[DIRECTIVE] Using the data below, copy each line that includes the word "эмпирическим".

[RECORDS FOR THE TASK]
========

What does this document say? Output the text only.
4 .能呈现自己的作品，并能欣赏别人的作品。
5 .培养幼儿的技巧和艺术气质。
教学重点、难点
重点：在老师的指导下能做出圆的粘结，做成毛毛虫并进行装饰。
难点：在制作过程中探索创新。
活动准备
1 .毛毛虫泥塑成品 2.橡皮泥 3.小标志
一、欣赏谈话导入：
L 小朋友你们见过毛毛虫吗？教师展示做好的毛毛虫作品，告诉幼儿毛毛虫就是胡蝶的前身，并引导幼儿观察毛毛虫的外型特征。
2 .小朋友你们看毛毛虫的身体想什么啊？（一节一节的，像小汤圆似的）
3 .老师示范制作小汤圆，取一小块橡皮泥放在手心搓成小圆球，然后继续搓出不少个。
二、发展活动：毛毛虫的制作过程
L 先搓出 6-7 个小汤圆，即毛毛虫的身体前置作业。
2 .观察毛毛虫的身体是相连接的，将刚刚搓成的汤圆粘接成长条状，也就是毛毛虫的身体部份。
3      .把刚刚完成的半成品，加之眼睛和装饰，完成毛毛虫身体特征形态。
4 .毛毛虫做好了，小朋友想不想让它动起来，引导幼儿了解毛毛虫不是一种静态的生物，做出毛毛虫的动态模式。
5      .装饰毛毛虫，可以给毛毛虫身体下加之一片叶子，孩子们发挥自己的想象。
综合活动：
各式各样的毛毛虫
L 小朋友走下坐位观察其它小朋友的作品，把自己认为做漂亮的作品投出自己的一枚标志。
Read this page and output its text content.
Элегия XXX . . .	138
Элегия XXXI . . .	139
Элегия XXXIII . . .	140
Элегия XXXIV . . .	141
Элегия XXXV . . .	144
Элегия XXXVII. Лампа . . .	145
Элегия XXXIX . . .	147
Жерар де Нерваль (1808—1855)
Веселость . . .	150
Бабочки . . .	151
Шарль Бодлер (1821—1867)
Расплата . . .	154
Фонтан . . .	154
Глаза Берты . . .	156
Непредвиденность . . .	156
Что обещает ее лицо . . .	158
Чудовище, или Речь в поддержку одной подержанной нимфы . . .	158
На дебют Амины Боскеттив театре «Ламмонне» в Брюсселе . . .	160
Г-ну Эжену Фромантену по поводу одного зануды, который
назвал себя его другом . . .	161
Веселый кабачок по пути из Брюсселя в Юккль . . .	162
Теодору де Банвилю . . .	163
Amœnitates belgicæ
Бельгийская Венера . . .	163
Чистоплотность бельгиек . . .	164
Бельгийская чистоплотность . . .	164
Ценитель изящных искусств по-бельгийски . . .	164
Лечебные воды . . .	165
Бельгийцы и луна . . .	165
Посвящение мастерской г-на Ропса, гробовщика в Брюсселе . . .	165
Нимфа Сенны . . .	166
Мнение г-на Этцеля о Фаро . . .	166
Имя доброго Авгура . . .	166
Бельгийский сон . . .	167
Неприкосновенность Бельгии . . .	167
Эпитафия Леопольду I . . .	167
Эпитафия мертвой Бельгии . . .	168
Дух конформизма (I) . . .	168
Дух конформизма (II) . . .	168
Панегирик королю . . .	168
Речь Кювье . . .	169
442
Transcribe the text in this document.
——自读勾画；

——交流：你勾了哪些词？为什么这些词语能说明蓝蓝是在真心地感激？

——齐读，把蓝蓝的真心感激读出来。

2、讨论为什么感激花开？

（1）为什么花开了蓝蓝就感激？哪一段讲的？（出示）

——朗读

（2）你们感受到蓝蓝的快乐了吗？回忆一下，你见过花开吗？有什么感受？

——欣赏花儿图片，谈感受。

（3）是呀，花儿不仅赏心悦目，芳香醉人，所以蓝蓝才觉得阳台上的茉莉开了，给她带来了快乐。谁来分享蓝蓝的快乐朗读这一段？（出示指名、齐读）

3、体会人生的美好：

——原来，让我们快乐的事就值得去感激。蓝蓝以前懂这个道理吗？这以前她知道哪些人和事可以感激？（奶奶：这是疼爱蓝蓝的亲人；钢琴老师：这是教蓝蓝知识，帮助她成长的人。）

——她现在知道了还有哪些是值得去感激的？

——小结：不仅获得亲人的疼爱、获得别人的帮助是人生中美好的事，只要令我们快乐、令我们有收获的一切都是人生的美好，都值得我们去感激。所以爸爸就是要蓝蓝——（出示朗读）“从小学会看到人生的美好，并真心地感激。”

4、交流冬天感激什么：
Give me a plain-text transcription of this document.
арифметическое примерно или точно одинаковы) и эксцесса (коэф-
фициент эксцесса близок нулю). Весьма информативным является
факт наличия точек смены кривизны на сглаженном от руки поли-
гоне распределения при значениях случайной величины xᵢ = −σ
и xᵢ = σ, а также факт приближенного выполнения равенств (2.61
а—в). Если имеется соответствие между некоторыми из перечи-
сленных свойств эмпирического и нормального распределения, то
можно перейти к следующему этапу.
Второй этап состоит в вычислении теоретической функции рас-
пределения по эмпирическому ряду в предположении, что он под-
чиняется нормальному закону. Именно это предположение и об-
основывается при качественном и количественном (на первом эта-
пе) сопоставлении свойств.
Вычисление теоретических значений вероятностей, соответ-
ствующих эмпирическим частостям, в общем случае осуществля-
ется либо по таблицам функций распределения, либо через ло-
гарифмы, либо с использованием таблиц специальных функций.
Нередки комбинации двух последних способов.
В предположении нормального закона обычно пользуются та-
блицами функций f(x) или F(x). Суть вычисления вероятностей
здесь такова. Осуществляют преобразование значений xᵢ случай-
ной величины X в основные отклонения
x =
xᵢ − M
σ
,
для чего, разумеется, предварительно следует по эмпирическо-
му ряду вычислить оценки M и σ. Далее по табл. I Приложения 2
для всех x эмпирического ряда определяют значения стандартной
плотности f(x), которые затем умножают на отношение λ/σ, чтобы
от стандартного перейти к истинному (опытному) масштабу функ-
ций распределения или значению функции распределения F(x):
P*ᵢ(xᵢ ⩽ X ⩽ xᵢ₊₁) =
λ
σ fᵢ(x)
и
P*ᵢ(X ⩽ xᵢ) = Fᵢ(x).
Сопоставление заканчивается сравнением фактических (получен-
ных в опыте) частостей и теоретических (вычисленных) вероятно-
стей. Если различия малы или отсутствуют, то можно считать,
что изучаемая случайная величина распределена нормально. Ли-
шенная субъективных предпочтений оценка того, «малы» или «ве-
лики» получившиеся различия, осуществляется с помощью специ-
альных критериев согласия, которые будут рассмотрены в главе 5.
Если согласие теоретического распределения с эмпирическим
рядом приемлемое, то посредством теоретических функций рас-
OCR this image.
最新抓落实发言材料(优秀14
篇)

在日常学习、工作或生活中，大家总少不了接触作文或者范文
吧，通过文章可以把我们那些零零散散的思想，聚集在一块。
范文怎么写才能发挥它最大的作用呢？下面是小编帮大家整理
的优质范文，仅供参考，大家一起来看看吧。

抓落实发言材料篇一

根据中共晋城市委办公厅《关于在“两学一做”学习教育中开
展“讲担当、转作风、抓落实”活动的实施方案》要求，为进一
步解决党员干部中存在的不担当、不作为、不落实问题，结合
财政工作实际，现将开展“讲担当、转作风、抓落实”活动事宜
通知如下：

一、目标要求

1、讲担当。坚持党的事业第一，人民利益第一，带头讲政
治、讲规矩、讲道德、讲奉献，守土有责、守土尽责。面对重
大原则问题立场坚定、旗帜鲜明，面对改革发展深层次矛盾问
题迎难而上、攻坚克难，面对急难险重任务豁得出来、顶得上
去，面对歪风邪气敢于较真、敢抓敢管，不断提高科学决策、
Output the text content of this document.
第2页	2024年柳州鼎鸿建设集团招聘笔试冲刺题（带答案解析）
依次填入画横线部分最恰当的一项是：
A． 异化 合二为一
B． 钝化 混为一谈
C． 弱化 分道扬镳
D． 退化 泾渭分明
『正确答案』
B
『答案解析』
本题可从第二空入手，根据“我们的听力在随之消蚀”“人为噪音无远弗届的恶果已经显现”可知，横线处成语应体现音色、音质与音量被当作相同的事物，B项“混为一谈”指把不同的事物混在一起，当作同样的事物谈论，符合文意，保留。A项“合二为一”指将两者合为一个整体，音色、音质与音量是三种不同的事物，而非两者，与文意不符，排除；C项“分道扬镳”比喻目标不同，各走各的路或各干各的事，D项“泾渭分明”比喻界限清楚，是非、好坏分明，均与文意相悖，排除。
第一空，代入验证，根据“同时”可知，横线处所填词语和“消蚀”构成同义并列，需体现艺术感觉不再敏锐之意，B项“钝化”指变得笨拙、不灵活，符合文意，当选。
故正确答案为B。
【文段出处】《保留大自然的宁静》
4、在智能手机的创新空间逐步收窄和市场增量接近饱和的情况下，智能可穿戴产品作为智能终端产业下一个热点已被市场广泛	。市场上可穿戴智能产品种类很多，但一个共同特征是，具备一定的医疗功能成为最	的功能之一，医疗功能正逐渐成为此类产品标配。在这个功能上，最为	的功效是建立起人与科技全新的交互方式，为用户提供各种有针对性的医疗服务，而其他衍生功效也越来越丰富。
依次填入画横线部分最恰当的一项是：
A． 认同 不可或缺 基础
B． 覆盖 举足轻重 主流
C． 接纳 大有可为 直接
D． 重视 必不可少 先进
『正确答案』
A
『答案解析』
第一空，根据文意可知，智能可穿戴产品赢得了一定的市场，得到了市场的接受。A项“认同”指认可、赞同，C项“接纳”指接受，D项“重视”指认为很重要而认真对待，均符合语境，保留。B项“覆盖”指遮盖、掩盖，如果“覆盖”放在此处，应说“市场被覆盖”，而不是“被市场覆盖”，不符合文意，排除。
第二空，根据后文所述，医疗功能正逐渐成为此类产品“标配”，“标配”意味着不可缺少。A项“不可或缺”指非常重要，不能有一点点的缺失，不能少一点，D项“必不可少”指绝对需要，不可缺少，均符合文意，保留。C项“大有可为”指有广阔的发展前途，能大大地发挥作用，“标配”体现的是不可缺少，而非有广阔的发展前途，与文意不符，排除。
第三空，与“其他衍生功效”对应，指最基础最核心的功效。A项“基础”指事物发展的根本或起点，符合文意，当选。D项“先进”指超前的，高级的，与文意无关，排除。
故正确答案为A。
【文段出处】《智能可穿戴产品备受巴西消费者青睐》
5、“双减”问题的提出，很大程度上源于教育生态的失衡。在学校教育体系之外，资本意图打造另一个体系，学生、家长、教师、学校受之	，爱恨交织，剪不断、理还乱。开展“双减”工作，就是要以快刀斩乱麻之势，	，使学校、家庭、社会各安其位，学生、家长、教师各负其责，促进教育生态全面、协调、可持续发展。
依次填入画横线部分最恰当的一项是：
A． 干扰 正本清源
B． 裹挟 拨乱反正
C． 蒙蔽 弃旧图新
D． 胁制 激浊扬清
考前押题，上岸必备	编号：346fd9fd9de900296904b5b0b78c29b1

========

[RESPONSE TO THE EXERCISE]
ствующих эмпирическим частостям, в общем случае осуществля-
Если согласие теоретического распределения с эмпирическим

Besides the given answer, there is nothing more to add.